• [本文]:

•••

出雲のお国(読み)いずものおくに

改訂新版 世界大百科事典 「出雲のお国」の意味・わかりやすい解説

出雲のお国 (いずものおくに)

歌舞伎始祖とされる安土桃山時代女性芸能者。生没年不詳。於国,阿国,国,郡,久仁,おくに,くになど,さまざまに記されている。お国出自や経歴については,確実な資料がまったくない。巷説では出雲大社巫女みこ)とされているが,地方から京に上った歩き巫女の一人であったとする説や,洛北出雲路河原の時宗鉦打聖の娘との説もある。江戸時代を通してさまざまに伝えられてきたお国伝説の集大成ともいうべき《出雲阿国伝》によれば,お国は出雲国杵築の鍛冶職中村三右衛門の娘で,永禄(1558-70)のころ出雲大社修覆勧進のために諸国を巡回したところ,容貌美麗で神楽舞に妙を得ていたので評判となり,京に上って歌舞伎踊を考案し,織田信長豊臣秀吉,越前中納言秀康などに召し出されて寵愛されたということになっている。確実な資料にとにかく〈国〉の名が出るのは,1600年(慶長5)京都近衛殿において〈クニ〉と〈菊〉という2人が雲州(出雲国)のややこ踊を演じたとあるのが最初である(《時慶卿記》)。次に,03年4月には〈出雲国神子女〉国が,当時流行の男伊達風の男装をして茶屋遊びの様子をまねて〈カフキ躍(おどり)〉をし,京中の人気を集めたという記録がある(《当代記》)。この二つを結びつければ,お国がややこ踊から歌舞伎踊を考案してその始祖となったということになる。この後お国は歌舞伎踊の一座を率いて,北野社頭や四条河原勧進興行を行い,女院の御所や公家の邸にもしばしば招かれている。

•••

(保存されたエントリー)
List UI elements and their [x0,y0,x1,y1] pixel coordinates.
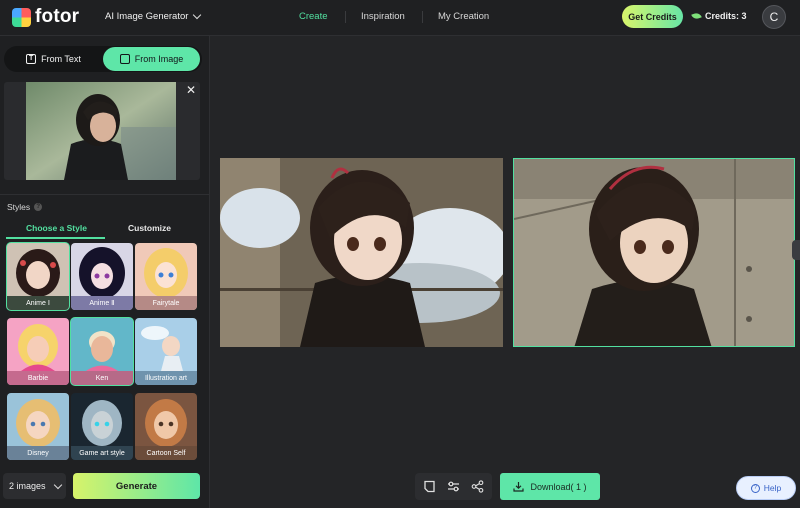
image-icon [119,54,130,64]
app-window: fotor AI Image Generator Create Inspirat… [0,0,800,508]
adjust-icon[interactable] [447,480,460,493]
credits-indicator: Credits: 3 [691,11,747,21]
style-card-fairytale[interactable]: Fairytale [135,243,197,310]
tab-customize[interactable]: Customize [128,223,171,233]
style-card-illustration-art[interactable]: Illustration art [135,318,197,385]
styles-heading: Styles ? [7,202,43,212]
share-icon[interactable] [471,480,484,493]
divider [0,194,210,195]
style-label: Game art style [79,449,125,457]
logo-text: fotor [35,6,80,27]
help-label: Help [763,483,782,493]
styles-label: Styles [7,202,31,212]
style-card-anime-2[interactable]: Anime Ⅱ [71,243,133,310]
style-label: Barbie [27,374,49,382]
style-label: Anime Ⅱ [89,300,115,307]
chevron-down-icon [193,10,202,20]
tab-from-image-label: From Image [134,54,184,64]
image-count-value: 2 images [9,481,46,491]
close-icon[interactable]: ✕ [186,83,196,97]
result-image-2[interactable] [513,158,795,347]
style-card-disney[interactable]: Disney [7,393,69,460]
tab-from-image[interactable]: From Image [103,47,200,71]
leaf-icon [691,11,702,21]
download-label: Download( 1 ) [530,481,587,492]
fotor-logo[interactable]: fotor [12,7,79,27]
product-dropdown[interactable]: AI Image Generator [105,10,202,22]
style-card-game-art-style[interactable]: Game art style [71,393,133,460]
text-icon: T [26,54,37,64]
nav-my-creation[interactable]: My Creation [438,11,489,22]
style-label: Illustration art [144,374,188,382]
style-label: Ken [95,374,109,382]
image-toolbar [415,473,492,500]
download-button[interactable]: Download( 1 ) [500,473,600,500]
style-label: Cartoon Self [146,449,186,457]
question-icon[interactable]: ? [34,203,43,211]
mode-tabs: T From Text From Image [4,46,202,72]
generate-button[interactable]: Generate [73,473,200,499]
help-button[interactable]: ? Help [736,476,796,500]
style-card-ken[interactable]: Ken [70,317,134,386]
credits-text: Credits: 3 [705,11,747,21]
help-icon: ? [750,483,760,493]
style-label: Fairytale [152,299,180,307]
active-tab-underline [6,237,105,239]
download-icon [513,482,525,492]
image-count-select[interactable]: 2 images [3,473,66,499]
style-label: Anime Ⅰ [26,300,50,307]
fotor-logo-icon [12,7,31,27]
top-bar: fotor AI Image Generator Create Inspirat… [0,0,800,36]
nav-create[interactable]: Create [299,11,328,22]
style-card-barbie[interactable]: Barbie [7,318,69,385]
product-label: AI Image Generator [105,11,189,22]
collapse-handle[interactable] [792,240,800,260]
left-panel: T From Text From Image ✕ Styles ? Choose… [0,36,210,508]
get-credits-button[interactable]: Get Credits [622,5,683,28]
tab-from-text-label: From Text [41,54,81,64]
nav-divider [345,11,346,23]
tab-from-text[interactable]: T From Text [6,47,101,71]
nav-inspiration[interactable]: Inspiration [361,11,405,22]
uploaded-image [26,82,176,180]
chevron-down-icon [53,480,62,489]
style-card-anime-1[interactable]: Anime Ⅰ [6,242,70,311]
tab-choose-style[interactable]: Choose a Style [26,223,87,233]
annotate-icon[interactable] [423,480,436,493]
result-image-1[interactable] [220,158,503,347]
avatar[interactable]: C [762,5,786,29]
nav-divider [422,11,423,23]
style-label: Disney [27,449,49,457]
uploaded-image-area [4,82,200,180]
style-card-cartoon-self[interactable]: Cartoon Self [135,393,197,460]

•••

• [やること]:
1. 出雲のお国について書かれた本文を、最初から最後までそっくり書き写してください。
2. エントリーの「image-icon [119,54,130,64]」がある行から「share-icon[interactable] [471,480,484,493]」がある行までを、両端の行も含めて、1行を1つの文字列にしたJSONのリストとして出力してください。空行は入れず、この範囲の行だけを出してください。
本文とエントリーは、それぞれ別のところから持ってきたものです。

• [解答例]:
1.
出雲のお国(読み)いずものおくに

改訂新版 世界大百科事典 「出雲のお国」の意味・わかりやすい解説

出雲のお国 (いずものおくに)

歌舞伎始祖とされる安土桃山時代女性芸能者。生没年不詳。於国,阿国,国,郡,久仁,おくに,くになど,さまざまに記されている。お国出自や経歴については,確実な資料がまったくない。巷説では出雲大社巫女みこ)とされているが,地方から京に上った歩き巫女の一人であったとする説や,洛北出雲路河原の時宗鉦打聖の娘との説もある。江戸時代を通してさまざまに伝えられてきたお国伝説の集大成ともいうべき《出雲阿国伝》によれば,お国は出雲国杵築の鍛冶職中村三右衛門の娘で,永禄(1558-70)のころ出雲大社修覆勧進のために諸国を巡回したところ,容貌美麗で神楽舞に妙を得ていたので評判となり,京に上って歌舞伎踊を考案し,織田信長豊臣秀吉,越前中納言秀康などに召し出されて寵愛されたということになっている。確実な資料にとにかく〈国〉の名が出るのは,1600年(慶長5)京都近衛殿において〈クニ〉と〈菊〉という2人が雲州(出雲国)のややこ踊を演じたとあるのが最初である(《時慶卿記》)。次に,03年4月には〈出雲国神子女〉国が,当時流行の男伊達風の男装をして茶屋遊びの様子をまねて〈カフキ躍(おどり)〉をし,京中の人気を集めたという記録がある(《当代記》)。この二つを結びつければ,お国がややこ踊から歌舞伎踊を考案してその始祖となったということになる。この後お国は歌舞伎踊の一座を率いて,北野社頭や四条河原勧進興行を行い,女院の御所や公家の邸にもしばしば招かれている。

2.
[
  "image-icon [119,54,130,64]",
  "app-window: fotor AI Image Generator Create Inspirat… [0,0,800,508]",
  "adjust-icon[interactable] [447,480,460,493]",
  "credits-indicator: Credits: 3 [691,11,747,21]",
  "style-card-fairytale[interactable]: Fairytale [135,243,197,310]",
  "tab-customize[interactable]: Customize [128,223,171,233]",
  "style-card-illustration-art[interactable]: Illustration art [135,318,197,385]",
  "styles-heading: Styles ? [7,202,43,212]",
  "share-icon[interactable] [471,480,484,493]"
]